> **SET TASK**
Find the lines holding the word "économique" and collect them.
:: EXERCISE INPUT
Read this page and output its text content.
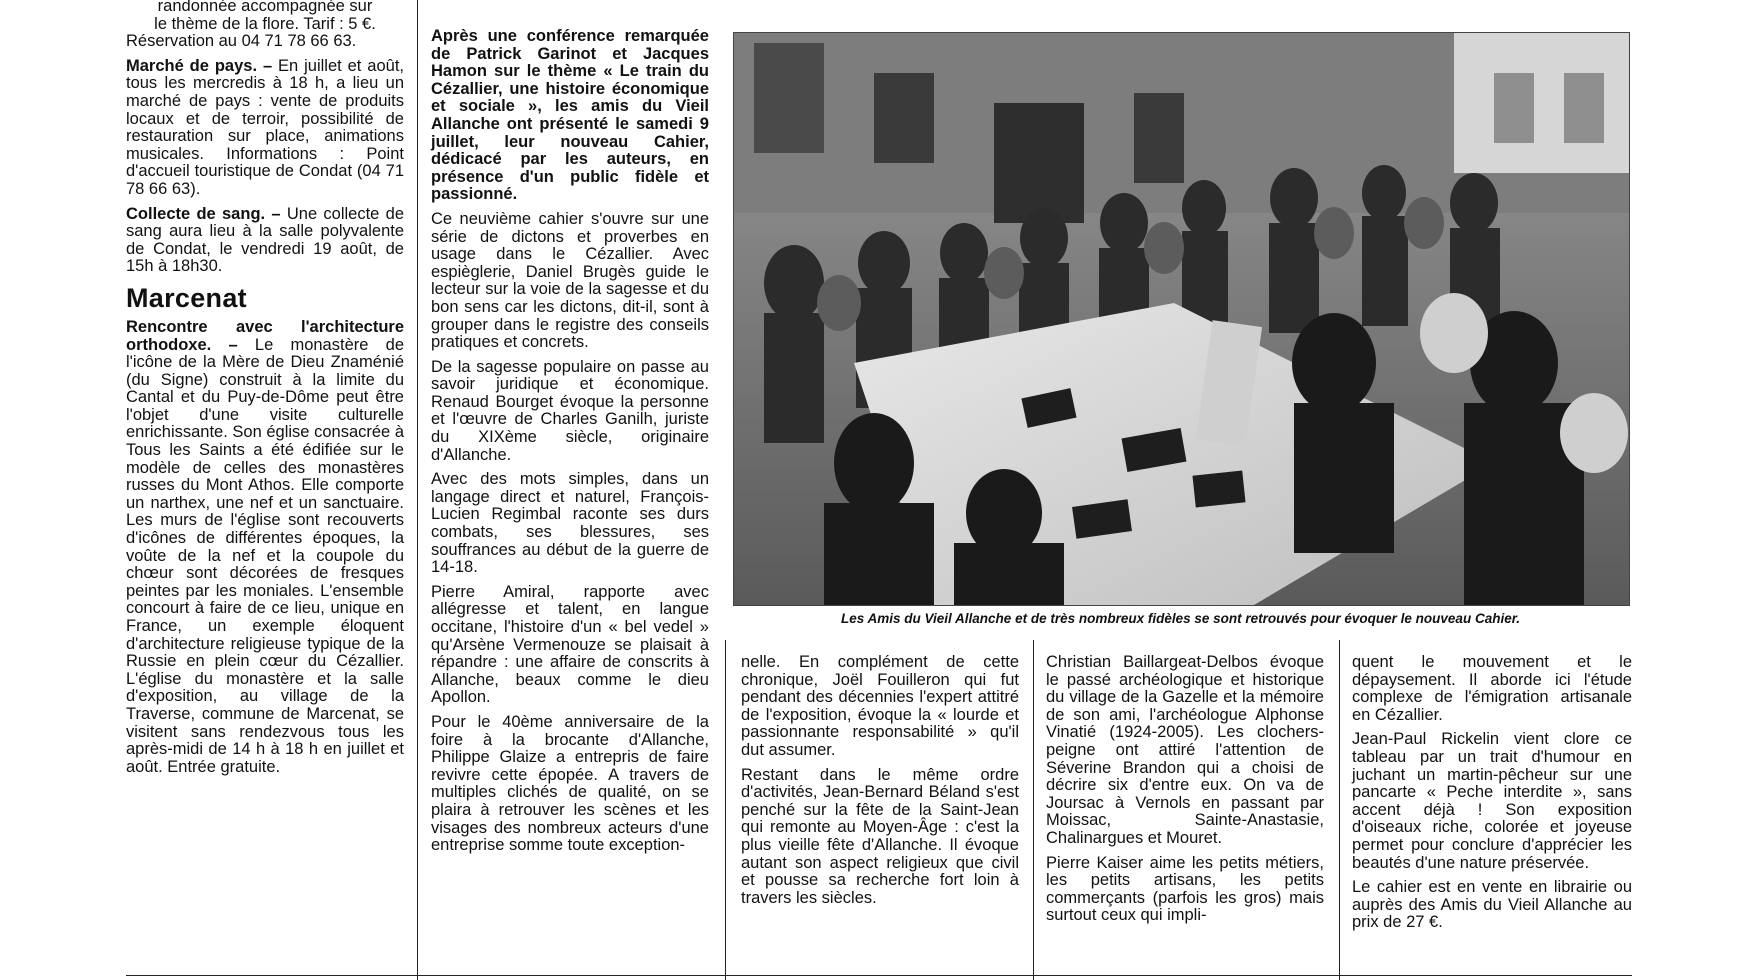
randonnée accompagnée sur
le thème de la flore. Tarif : 5 €.
Réservation au 04 71 78 66 63.

Marché de pays. – En juillet et août, tous les mercredis à 18 h, a lieu un marché de pays : vente de produits locaux et de terroir, possibilité de restauration sur place, animations musicales. Informations : Point d'accueil touristique de Condat (04 71 78 66 63).

Collecte de sang. – Une collecte de sang aura lieu à la salle polyvalente de Condat, le vendredi 19 août, de 15h à 18h30.

Marcenat

Rencontre avec l'architecture orthodoxe. – Le monastère de l'icône de la Mère de Dieu Znaménié (du Signe) construit à la limite du Cantal et du Puy-de-Dôme peut être l'objet d'une visite culturelle enrichissante. Son église consacrée à Tous les Saints a été édifiée sur le modèle de celles des monastères russes du Mont Athos. Elle comporte un narthex, une nef et un sanctuaire. Les murs de l'église sont recouverts d'icônes de différentes époques, la voûte de la nef et la coupole du chœur sont décorées de fresques peintes par les moniales. L'ensemble concourt à faire de ce lieu, unique en France, un exemple éloquent d'architecture religieuse typique de la Russie en plein cœur du Cézallier. L'église du monastère et la salle d'exposition, au village de la Traverse, commune de Marcenat, se visitent sans rendezvous tous les après-midi de 14 h à 18 h en juillet et août. Entrée gratuite.

Après une conférence remarquée de Patrick Garinot et Jacques Hamon sur le thème « Le train du Cézallier, une histoire économique et sociale », les amis du Vieil Allanche ont présenté le samedi 9 juillet, leur nouveau Cahier, dédicacé par les auteurs, en présence d'un public fidèle et passionné.

Ce neuvième cahier s'ouvre sur une série de dictons et proverbes en usage dans le Cézallier. Avec espièglerie, Daniel Brugès guide le lecteur sur la voie de la sagesse et du bon sens car les dictons, dit-il, sont à grouper dans le registre des conseils pratiques et concrets.

De la sagesse populaire on passe au savoir juridique et économique. Renaud Bourget évoque la personne et l'œuvre de Charles Ganilh, juriste du XIXème siècle, originaire d'Allanche.

Avec des mots simples, dans un langage direct et naturel, François-Lucien Regimbal raconte ses durs combats, ses blessures, ses souffrances au début de la guerre de 14-18.

Pierre Amiral, rapporte avec allégresse et talent, en langue occitane, l'histoire d'un « bel vedel » qu'Arsène Vermenouze se plaisait à répandre : une affaire de conscrits à Allanche, beaux comme le dieu Apollon.

Pour le 40ème anniversaire de la foire à la brocante d'Allanche, Philippe Glaize a entrepris de faire revivre cette épopée. A travers de multiples clichés de qualité, on se plaira à retrouver les scènes et les visages des nombreux acteurs d'une entreprise somme toute exception-

Les Amis du Vieil Allanche et de très nombreux fidèles se sont retrouvés pour évoquer le nouveau Cahier.

nelle. En complément de cette chronique, Joël Fouilleron qui fut pendant des décennies l'expert attitré de l'exposition, évoque la « lourde et passionnante responsabilité » qu'il dut assumer.

Restant dans le même ordre d'activités, Jean-Bernard Béland s'est penché sur la fête de la Saint-Jean qui remonte au Moyen-Âge : c'est la plus vieille fête d'Allanche. Il évoque autant son aspect religieux que civil et pousse sa recherche fort loin à travers les siècles.

Christian Baillargeat-Delbos évoque le passé archéologique et historique du village de la Gazelle et la mémoire de son ami, l'archéologue Alphonse Vinatié (1924-2005). Les clochers-peigne ont attiré l'attention de Séverine Brandon qui a choisi de décrire six d'entre eux. On va de Joursac à Vernols en passant par Moissac, Sainte-Anastasie, Chalinargues et Mouret.

Pierre Kaiser aime les petits métiers, les petits artisans, les petits commerçants (parfois les gros) mais surtout ceux qui impli-

quent le mouvement et le dépaysement. Il aborde ici l'étude complexe de l'émigration artisanale en Cézallier.

Jean-Paul Rickelin vient clore ce tableau par un trait d'humour en juchant un martin-pêcheur sur une pancarte « Peche interdite », sans accent déjà ! Son exposition d'oiseaux riche, colorée et joyeuse permet pour conclure d'apprécier les beautés d'une nature préservée.

Le cahier est en vente en librairie ou auprès des Amis du Vieil Allanche au prix de 27 €.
::::
> **FINAL ANSWER**
Après une conférence remarquée de Patrick Garinot et Jacques Hamon sur le thème « Le train du Cézallier, une histoire économique et sociale », les amis du Vieil Allanche ont présenté le samedi 9 juillet, leur nouveau Cahier, dédicacé par les auteurs, en présence d'un public fidèle et passionné.
De la sagesse populaire on passe au savoir juridique et économique. Renaud Bourget évoque la personne et l'œuvre de Charles Ganilh, juriste du XIXème siècle, originaire d'Allanche.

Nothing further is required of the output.